**Makale:**
Görüş Bildir

Seher Vaktinin Fazileti

Seher vakti nedir. Seher vakti ne zamandır. Seher ne demektir. Seher vaktinde gece namazı kılmak.

Yüce Mevlâ insanları, mekânları ve zamanları birbirinden farklı yaratmıştır. Peygamberleri, âlimleri, sâlih ve velî kulları insanlar arasından; Kâbe-i Muazzama, Ravza-i Mutahhara ve Mescid-i Aksâ’yı mekânlar arasından; üç aylar denilen Recep, Şaban ve Ramazan aylarını, Cuma ve Aşûre gibi günleri de zamanlar arasından seçerek kullarının istifadesine sunmuştur.

İlâhî bir lütuf olan bütün bu nimetlerin tamamı, aslında zamanın değerini kavramak ve her anı değerlendirmekle yakından irtibatlıdır. Kur’an-ı Kerim’de, asra, on geceye, geceye ve gündüze, fecir ve kuşluk vaktine yemin edilmesi, zamanın kıymetini ifade etmesi bakımından dikkat çekicidir.

Zamanın belli bir parçasını ifade eden vakit, sûfîlerce kılıca benzetilmiş, “sen onu kesmezsen o seni keser” denilmiştir. Yine yaşadığı anın hakkını vererek şuurlu hareket eden mümin için “İbnü’l-Vakt: Vaktin çocuğu” denmiştir. Efendimiz sallallahu aleyhi vesellemin vaktin değerlendirilmesi ve boşa geçirilmemesine yönelik şu ikazı konunun hassasiyetini ortaya koymaktadır:

“İki nimet vardır ki insanların çoğu onları değerlendirme hususunda aldanmıştır. Bunlar sıhhat ve boş vakittir.” (Buhârî, Rikâk 1)

Uzamsal etiketleme kayıtları:
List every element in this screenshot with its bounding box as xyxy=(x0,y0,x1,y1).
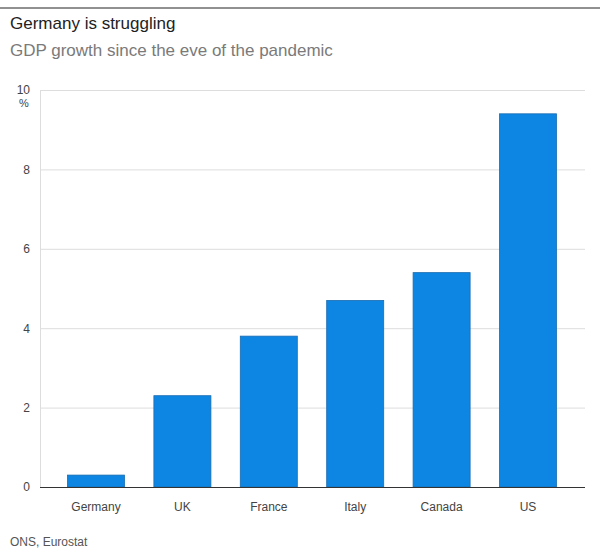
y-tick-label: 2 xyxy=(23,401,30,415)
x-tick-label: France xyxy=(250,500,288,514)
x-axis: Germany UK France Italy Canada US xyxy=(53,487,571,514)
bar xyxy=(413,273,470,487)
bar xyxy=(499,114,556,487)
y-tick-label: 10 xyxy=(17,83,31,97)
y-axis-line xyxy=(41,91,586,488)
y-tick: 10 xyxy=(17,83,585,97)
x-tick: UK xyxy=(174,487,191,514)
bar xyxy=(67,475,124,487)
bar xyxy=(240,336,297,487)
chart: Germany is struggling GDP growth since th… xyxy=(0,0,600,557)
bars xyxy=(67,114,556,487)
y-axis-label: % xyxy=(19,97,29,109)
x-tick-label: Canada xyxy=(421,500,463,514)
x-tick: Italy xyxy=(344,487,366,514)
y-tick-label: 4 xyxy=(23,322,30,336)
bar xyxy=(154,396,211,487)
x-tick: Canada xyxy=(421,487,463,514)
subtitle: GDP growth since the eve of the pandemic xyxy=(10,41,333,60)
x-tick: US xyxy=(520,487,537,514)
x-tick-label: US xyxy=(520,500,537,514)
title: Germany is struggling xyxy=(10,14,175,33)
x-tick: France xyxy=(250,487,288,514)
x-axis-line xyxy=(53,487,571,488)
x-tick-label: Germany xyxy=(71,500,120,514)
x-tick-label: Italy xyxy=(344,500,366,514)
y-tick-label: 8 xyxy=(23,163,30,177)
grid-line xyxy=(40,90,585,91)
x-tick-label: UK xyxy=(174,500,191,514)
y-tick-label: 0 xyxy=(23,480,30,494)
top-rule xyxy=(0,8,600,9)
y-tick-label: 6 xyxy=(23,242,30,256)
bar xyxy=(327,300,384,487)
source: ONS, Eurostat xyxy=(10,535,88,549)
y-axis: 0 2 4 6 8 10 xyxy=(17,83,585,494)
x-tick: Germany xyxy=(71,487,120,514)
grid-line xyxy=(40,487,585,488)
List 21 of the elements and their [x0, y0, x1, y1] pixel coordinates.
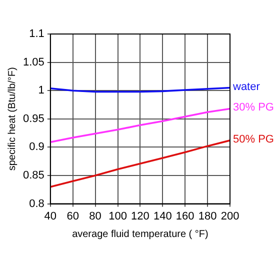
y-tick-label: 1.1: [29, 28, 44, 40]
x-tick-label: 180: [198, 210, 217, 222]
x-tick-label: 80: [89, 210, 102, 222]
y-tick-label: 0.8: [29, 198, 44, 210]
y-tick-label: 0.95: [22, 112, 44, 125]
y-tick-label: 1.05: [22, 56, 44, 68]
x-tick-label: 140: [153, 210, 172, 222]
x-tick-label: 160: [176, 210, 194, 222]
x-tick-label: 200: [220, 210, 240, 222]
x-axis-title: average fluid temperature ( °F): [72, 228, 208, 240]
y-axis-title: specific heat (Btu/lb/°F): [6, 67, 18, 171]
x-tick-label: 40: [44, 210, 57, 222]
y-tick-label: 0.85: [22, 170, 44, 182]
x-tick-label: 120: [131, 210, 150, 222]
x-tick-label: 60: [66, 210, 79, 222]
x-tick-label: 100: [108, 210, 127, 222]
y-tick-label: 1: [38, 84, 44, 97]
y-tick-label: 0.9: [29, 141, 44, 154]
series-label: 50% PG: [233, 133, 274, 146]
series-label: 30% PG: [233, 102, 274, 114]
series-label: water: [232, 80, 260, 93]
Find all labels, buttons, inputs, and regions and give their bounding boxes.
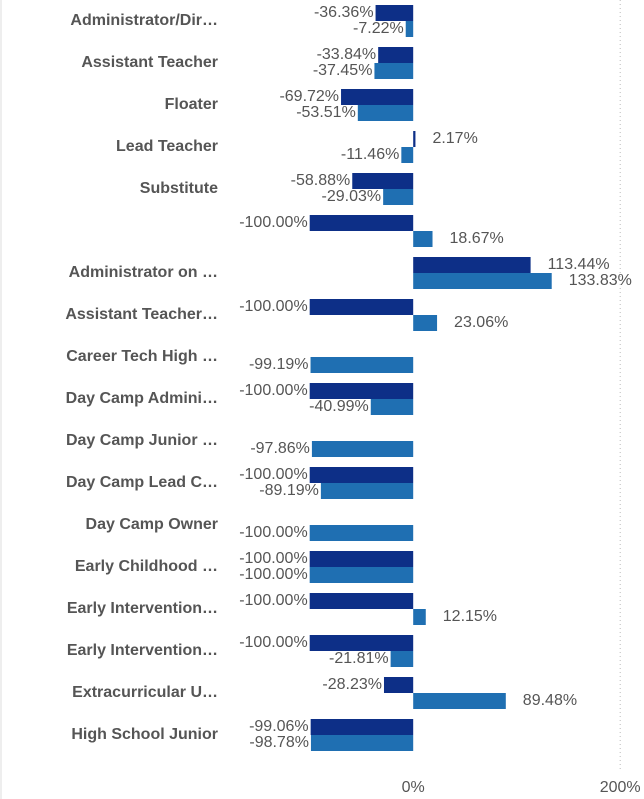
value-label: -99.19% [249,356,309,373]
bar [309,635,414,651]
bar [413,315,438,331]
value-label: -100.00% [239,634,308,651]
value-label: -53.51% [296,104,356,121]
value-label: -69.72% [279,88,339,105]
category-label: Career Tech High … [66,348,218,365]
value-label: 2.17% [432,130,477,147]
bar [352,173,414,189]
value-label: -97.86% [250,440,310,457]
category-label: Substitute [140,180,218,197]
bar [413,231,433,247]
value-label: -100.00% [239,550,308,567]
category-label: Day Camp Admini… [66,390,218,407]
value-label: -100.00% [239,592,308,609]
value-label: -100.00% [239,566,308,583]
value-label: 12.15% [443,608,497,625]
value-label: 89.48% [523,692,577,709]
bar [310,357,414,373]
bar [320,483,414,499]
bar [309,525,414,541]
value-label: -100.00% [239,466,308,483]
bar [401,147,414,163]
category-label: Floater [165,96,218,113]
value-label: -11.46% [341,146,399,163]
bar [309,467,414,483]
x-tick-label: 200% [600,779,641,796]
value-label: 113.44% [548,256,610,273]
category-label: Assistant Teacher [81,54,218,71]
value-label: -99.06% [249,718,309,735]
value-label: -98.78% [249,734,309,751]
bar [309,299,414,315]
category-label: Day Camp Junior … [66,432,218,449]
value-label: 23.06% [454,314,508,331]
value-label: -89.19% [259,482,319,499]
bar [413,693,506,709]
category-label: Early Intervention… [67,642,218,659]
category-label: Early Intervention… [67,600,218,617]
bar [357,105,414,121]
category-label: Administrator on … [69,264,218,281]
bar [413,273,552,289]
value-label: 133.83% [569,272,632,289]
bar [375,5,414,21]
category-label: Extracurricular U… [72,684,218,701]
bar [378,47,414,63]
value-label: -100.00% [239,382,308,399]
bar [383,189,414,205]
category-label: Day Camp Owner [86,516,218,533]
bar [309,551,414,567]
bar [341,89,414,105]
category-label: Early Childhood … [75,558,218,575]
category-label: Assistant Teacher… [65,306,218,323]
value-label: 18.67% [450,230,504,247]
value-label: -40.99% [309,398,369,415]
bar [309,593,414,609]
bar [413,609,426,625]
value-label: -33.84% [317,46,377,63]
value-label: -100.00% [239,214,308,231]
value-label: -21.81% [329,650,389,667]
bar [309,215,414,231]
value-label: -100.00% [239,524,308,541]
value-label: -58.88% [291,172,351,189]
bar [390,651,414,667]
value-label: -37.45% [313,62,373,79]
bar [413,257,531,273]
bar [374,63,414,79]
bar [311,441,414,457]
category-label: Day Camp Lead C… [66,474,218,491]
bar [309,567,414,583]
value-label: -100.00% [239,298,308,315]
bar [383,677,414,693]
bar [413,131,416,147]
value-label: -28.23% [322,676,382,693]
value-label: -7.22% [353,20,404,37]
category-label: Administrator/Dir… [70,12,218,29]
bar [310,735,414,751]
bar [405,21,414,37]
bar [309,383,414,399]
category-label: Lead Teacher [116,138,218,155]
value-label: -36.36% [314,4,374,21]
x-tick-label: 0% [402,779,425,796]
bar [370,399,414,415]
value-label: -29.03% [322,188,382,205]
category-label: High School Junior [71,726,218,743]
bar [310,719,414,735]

...

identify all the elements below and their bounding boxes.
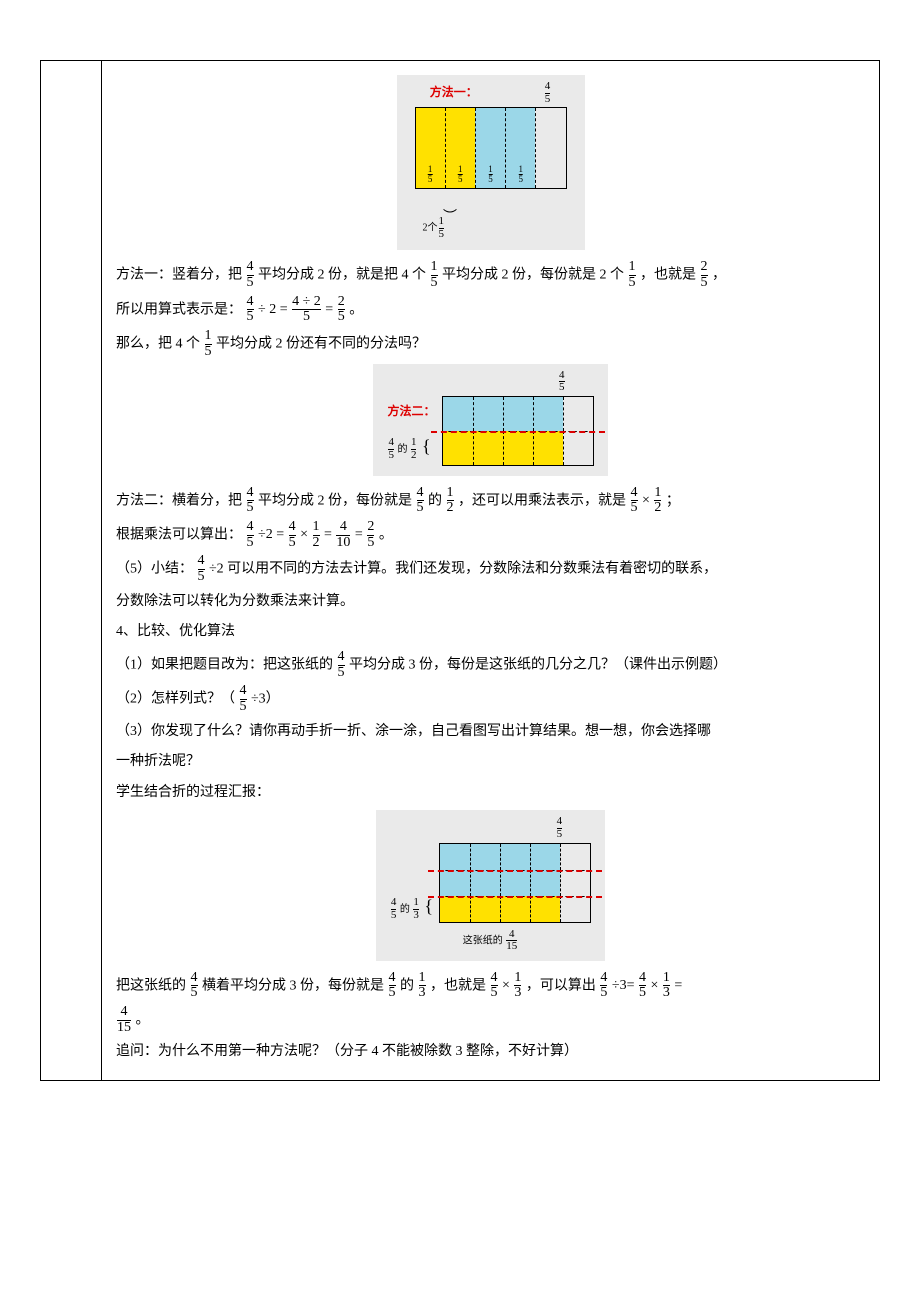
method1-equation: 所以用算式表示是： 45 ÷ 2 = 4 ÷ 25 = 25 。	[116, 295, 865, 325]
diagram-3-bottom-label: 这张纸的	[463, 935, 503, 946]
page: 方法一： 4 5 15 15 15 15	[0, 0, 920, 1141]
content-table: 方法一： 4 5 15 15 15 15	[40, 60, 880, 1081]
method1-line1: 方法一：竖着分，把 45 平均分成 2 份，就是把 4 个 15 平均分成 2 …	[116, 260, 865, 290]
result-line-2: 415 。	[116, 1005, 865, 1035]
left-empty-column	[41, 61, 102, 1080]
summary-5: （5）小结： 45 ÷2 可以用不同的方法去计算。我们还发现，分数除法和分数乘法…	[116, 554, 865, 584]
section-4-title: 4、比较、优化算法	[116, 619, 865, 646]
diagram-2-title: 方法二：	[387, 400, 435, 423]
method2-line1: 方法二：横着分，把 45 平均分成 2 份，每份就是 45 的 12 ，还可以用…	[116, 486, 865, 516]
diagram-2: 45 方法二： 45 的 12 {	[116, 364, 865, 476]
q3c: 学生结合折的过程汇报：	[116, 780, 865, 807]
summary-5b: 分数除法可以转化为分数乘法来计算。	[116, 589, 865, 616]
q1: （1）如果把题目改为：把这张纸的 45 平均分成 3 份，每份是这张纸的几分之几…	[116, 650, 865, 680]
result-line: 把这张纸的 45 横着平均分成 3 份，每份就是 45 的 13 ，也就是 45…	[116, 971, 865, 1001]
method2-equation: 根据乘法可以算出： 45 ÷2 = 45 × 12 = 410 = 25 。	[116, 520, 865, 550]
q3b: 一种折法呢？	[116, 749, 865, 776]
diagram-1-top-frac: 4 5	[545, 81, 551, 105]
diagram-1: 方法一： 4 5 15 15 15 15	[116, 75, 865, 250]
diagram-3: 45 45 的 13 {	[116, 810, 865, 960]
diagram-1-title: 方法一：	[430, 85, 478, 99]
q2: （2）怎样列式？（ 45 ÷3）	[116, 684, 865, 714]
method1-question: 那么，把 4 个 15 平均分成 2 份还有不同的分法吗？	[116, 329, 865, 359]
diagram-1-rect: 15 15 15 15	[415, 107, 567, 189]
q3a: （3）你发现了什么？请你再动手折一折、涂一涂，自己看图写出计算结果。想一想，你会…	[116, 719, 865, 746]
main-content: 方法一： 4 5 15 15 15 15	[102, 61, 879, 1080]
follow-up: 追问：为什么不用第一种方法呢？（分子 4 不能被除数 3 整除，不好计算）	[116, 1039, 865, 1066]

---

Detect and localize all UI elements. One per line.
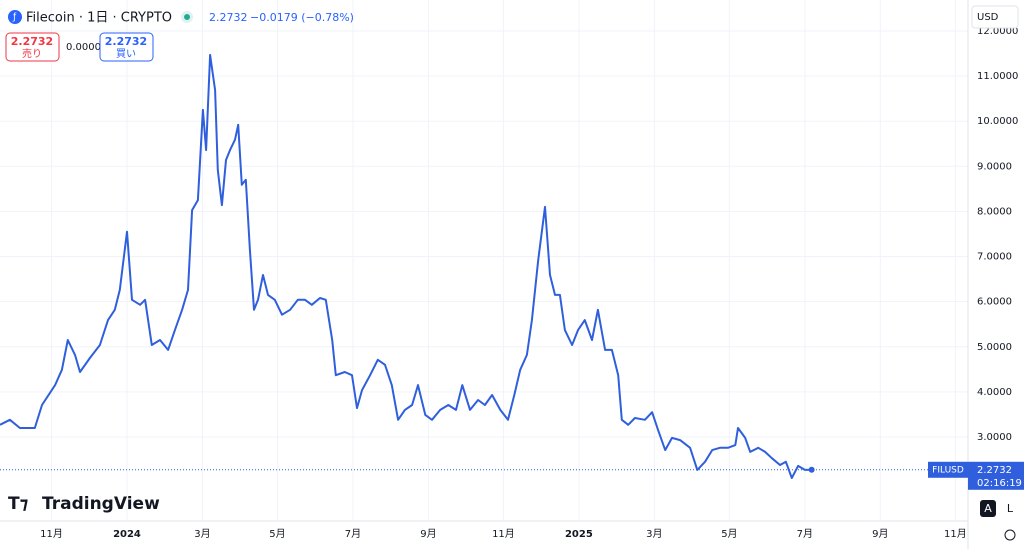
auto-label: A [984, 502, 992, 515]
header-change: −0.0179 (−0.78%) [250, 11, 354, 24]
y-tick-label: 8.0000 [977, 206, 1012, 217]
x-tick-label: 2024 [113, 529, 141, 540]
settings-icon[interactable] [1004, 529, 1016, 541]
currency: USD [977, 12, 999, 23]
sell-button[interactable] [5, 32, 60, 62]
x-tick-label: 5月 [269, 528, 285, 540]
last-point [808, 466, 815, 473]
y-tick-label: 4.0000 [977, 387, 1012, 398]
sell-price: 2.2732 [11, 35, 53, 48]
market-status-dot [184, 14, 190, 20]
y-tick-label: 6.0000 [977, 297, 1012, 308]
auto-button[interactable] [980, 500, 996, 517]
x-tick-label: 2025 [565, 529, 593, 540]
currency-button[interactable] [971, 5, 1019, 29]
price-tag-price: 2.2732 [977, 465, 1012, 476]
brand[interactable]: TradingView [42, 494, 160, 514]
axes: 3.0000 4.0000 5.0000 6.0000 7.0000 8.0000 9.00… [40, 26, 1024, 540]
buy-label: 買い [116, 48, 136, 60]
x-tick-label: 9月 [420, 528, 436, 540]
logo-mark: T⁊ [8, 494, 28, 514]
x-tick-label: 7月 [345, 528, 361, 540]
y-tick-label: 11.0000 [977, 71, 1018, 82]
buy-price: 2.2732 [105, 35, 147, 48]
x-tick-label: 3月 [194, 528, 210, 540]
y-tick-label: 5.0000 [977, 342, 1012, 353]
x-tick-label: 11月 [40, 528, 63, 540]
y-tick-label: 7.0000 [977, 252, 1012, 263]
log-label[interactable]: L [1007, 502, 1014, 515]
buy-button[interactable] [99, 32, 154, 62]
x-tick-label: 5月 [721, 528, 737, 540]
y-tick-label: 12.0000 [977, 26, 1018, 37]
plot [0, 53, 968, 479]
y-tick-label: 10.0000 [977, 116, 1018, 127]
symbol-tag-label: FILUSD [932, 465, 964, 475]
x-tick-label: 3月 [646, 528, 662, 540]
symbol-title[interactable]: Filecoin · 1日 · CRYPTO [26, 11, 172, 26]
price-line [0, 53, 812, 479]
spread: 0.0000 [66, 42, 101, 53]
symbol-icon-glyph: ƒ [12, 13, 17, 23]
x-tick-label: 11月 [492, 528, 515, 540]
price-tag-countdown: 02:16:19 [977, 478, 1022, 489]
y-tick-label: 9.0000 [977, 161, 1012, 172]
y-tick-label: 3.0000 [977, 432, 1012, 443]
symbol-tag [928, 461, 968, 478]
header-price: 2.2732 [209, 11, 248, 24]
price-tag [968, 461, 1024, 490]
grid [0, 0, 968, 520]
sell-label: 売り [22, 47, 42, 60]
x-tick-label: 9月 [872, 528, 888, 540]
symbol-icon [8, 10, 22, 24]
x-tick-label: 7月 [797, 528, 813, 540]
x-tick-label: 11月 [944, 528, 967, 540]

**Görev 1:**
Seher vakti hakkındaki makaleye göre Kur'an-ı Kerim'de üzerine yemin edilen zamanların tamamını sıralayın.
**Görev 2:**
Seher vakti hakkındaki makaleyi kaldığı yerden devam ettirin.

**Görev Sonucu 1:**
- Asır
- On gece
- Gece
- Gündüz
- Fecir vakti
- Kuşluk vakti

**Görev Sonucu 2:**
İbadetlerimizi düzenleyen bazı vakitler vardır ki müminlerin çoğu bu vakitlere riayet ederler. Farz olan namaz veya oruç için belirlenen vakitler gibi. Gözetilmesi farz olmayan vakitler de vardır. Farz olan vakitlere göre tâliplisi daha az olan bu vakitlerden belki de en kıymetlisi seher vaktidir. İnsanların çoğunun uykuda bulunduğu seher vakti, imsak vaktinden hemen önceki zaman dilimini ifade eder. Bazı âlimlere göre gecenin altıda biridir. Mevsimlere göre değişkenlik göstermekle beraber, içerisinde bulunduğumuz dönemde akşam ile imsak vakti arası yaklaşık on iki saattir. Buna göre imsaktan önceki iki saatlik zaman dilimi seher vakti olarak kabul edilebilir.
 

Seher Vaktinin Fazileti


Kur’an-ı Kerim’de seher vaktine ve bu vakti değerlendiren kulların vasıflarına dikkat çekilir. Âyet-i kerimede, müttakî olanların ebedî kalacakları cennetten ve Allah Teâlâ’nın rızasından bahsedildikten sonra, devam eden âyetlerde takva sahibi kulların duası ve vasıfları şöyle açıklanır:

“(Takva sahibi kullar) derler ki: ‘Ey Rabbimiz! Biz iman ettik. Günahlarımızı bağışla, bizi ateşin azabından koru.’ (Onlar) sabredenler, sâdık olanlar, itaat ile boyun eğenler, infak edenler ve seherlerde mağfiret isteyenlerdir.” (Âl-i İmrân 16-17)

Fahreddin er-Râzî rahmetullahi aleyh, seher vaktinde af dileyen kullar sadedinde âyeti şöyle tefsir eder: “Bil ki bu kimselerden murad, geceleyin namaz kılıp sonra dua ve istiğfar edenlerdir. Çünkü kişi ancak namaz kıldıktan sonra dua ve istiğfar ile meşgul olur. Dolayısıyla bu ifade, onların istiğfardan önce teheccüd namazı kıldıklarına delalet eder.” (Râzî, Mefâtîhu’l- Gayb, 7/167)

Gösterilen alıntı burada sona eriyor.